■ **Task requirements**: Format every line of the rows below as a JSON list of strings, one string per line, leaving out blank lines.

··· Information provided ···

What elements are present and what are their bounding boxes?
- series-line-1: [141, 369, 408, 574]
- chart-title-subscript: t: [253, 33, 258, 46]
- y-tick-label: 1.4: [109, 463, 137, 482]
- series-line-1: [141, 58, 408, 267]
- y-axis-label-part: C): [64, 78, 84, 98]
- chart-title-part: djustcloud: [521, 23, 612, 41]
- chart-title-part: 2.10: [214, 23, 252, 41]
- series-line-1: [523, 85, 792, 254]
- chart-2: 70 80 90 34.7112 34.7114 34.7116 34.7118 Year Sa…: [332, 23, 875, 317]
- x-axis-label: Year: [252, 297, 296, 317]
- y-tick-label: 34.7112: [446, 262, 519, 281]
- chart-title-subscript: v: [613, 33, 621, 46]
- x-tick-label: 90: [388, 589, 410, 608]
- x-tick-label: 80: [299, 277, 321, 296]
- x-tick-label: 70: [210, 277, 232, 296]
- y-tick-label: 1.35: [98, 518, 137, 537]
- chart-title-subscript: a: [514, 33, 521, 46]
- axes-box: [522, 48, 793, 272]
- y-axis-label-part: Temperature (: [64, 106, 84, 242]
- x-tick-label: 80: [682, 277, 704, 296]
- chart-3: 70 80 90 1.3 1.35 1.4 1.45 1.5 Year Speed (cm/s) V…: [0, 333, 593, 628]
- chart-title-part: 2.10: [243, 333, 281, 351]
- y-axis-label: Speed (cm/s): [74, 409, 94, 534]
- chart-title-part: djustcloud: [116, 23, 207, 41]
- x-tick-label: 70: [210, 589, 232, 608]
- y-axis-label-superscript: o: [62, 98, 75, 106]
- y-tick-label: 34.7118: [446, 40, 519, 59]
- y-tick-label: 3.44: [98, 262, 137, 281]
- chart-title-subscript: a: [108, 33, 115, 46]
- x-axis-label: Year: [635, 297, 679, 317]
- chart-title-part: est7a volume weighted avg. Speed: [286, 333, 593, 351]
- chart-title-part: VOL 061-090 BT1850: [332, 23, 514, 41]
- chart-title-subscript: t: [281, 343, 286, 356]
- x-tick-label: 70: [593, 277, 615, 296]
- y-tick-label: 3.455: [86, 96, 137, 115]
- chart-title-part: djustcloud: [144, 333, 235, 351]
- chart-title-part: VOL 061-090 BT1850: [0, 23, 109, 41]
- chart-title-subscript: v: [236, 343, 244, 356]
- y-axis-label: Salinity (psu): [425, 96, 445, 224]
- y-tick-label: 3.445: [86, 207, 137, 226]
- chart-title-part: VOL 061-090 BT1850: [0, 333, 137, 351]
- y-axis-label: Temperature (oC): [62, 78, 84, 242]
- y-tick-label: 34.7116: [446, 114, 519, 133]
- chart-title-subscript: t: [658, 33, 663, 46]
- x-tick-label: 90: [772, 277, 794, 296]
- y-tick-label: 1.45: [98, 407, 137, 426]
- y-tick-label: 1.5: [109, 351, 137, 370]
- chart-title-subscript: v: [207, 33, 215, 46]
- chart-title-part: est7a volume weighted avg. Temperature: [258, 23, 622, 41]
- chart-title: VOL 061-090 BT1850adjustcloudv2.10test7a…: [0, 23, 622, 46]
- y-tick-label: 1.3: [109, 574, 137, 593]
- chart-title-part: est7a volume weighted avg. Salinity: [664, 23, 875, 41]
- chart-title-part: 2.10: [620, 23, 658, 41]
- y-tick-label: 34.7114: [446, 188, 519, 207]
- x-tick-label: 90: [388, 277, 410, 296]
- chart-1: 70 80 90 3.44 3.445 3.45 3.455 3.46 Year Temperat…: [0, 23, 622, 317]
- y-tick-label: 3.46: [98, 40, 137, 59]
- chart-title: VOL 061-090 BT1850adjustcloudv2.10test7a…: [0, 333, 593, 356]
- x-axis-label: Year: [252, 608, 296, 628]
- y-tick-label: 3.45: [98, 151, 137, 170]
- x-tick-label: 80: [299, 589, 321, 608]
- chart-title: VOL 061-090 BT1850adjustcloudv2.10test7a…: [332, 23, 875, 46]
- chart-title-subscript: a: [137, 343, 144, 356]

···

■ **Complete answer**:
[
  "What elements are present and what are their bounding boxes?",
  "- series-line-1: [141, 369, 408, 574]",
  "- chart-title-subscript: t: [253, 33, 258, 46]",
  "- y-tick-label: 1.4: [109, 463, 137, 482]",
  "- series-line-1: [141, 58, 408, 267]",
  "- y-axis-label-part: C): [64, 78, 84, 98]",
  "- chart-title-part: djustcloud: [521, 23, 612, 41]",
  "- chart-title-part: 2.10: [214, 23, 252, 41]",
  "- series-line-1: [523, 85, 792, 254]",
  "- chart-2: 70 80 90 34.7112 34.7114 34.7116 34.7118 Year Sa…: [332, 23, 875, 317]",
  "- x-axis-label: Year: [252, 297, 296, 317]",
  "- y-tick-label: 34.7112: [446, 262, 519, 281]",
  "- chart-title-subscript: v: [613, 33, 621, 46]",
  "- x-tick-label: 90: [388, 589, 410, 608]",
  "- x-tick-label: 80: [299, 277, 321, 296]",
  "- x-tick-label: 70: [210, 277, 232, 296]",
  "- y-tick-label: 1.35: [98, 518, 137, 537]",
  "- chart-title-subscript: a: [514, 33, 521, 46]",
  "- axes-box: [522, 48, 793, 272]",
  "- y-axis-label-part: Temperature (: [64, 106, 84, 242]",
  "- x-tick-label: 80: [682, 277, 704, 296]",
  "- chart-3: 70 80 90 1.3 1.35 1.4 1.45 1.5 Year Speed (cm/s) V…: [0, 333, 593, 628]",
  "- chart-title-part: 2.10: [243, 333, 281, 351]",
  "- y-axis-label: Speed (cm/s): [74, 409, 94, 534]",
  "- chart-title-part: djustcloud: [116, 23, 207, 41]",
  "- x-tick-label: 70: [210, 589, 232, 608]",
  "- y-axis-label-superscript: o: [62, 98, 75, 106]",
  "- y-tick-label: 34.7118: [446, 40, 519, 59]",
  "- y-tick-label: 3.44: [98, 262, 137, 281]",
  "- chart-title-subscript: a: [108, 33, 115, 46]",
  "- x-axis-label: Year: [635, 297, 679, 317]",
  "- chart-title-part: est7a volume weighted avg. Speed: [286, 333, 593, 351]",
  "- chart-title-part: VOL 061-090 BT1850: [332, 23, 514, 41]",
  "- chart-title-subscript: t: [281, 343, 286, 356]",
  "- x-tick-label: 70: [593, 277, 615, 296]",
  "- y-tick-label: 3.455: [86, 96, 137, 115]",
  "- chart-title-part: djustcloud: [144, 333, 235, 351]",
  "- chart-title-part: VOL 061-090 BT1850: [0, 23, 109, 41]",
  "- chart-title-subscript: v: [236, 343, 244, 356]",
  "- y-axis-label: Salinity (psu): [425, 96, 445, 224]",
  "- y-tick-label: 3.445: [86, 207, 137, 226]",
  "- chart-title-part: VOL 061-090 BT1850: [0, 333, 137, 351]",
  "- y-axis-label: Temperature (oC): [62, 78, 84, 242]",
  "- y-tick-label: 34.7116: [446, 114, 519, 133]",
  "- chart-title-subscript: t: [658, 33, 663, 46]",
  "- x-tick-label: 90: [772, 277, 794, 296]",
  "- y-tick-label: 1.45: [98, 407, 137, 426]",
  "- y-tick-label: 1.5: [109, 351, 137, 370]",
  "- chart-title-subscript: v: [207, 33, 215, 46]",
  "- chart-title-part: est7a volume weighted avg. Temperature: [258, 23, 622, 41]",
  "- chart-title: VOL 061-090 BT1850adjustcloudv2.10test7a…: [0, 23, 622, 46]",
  "- y-tick-label: 1.3: [109, 574, 137, 593]",
  "- chart-title-part: est7a volume weighted avg. Salinity: [664, 23, 875, 41]",
  "- chart-title-part: 2.10: [620, 23, 658, 41]",
  "- y-tick-label: 34.7114: [446, 188, 519, 207]",
  "- x-tick-label: 90: [388, 277, 410, 296]",
  "- chart-1: 70 80 90 3.44 3.445 3.45 3.455 3.46 Year Temperat…: [0, 23, 622, 317]",
  "- y-tick-label: 3.46: [98, 40, 137, 59]",
  "- chart-title: VOL 061-090 BT1850adjustcloudv2.10test7a…: [0, 333, 593, 356]",
  "- x-axis-label: Year: [252, 608, 296, 628]",
  "- y-tick-label: 3.45: [98, 151, 137, 170]",
  "- x-tick-label: 80: [299, 589, 321, 608]",
  "- chart-title: VOL 061-090 BT1850adjustcloudv2.10test7a…: [332, 23, 875, 46]",
  "- chart-title-subscript: a: [137, 343, 144, 356]"
]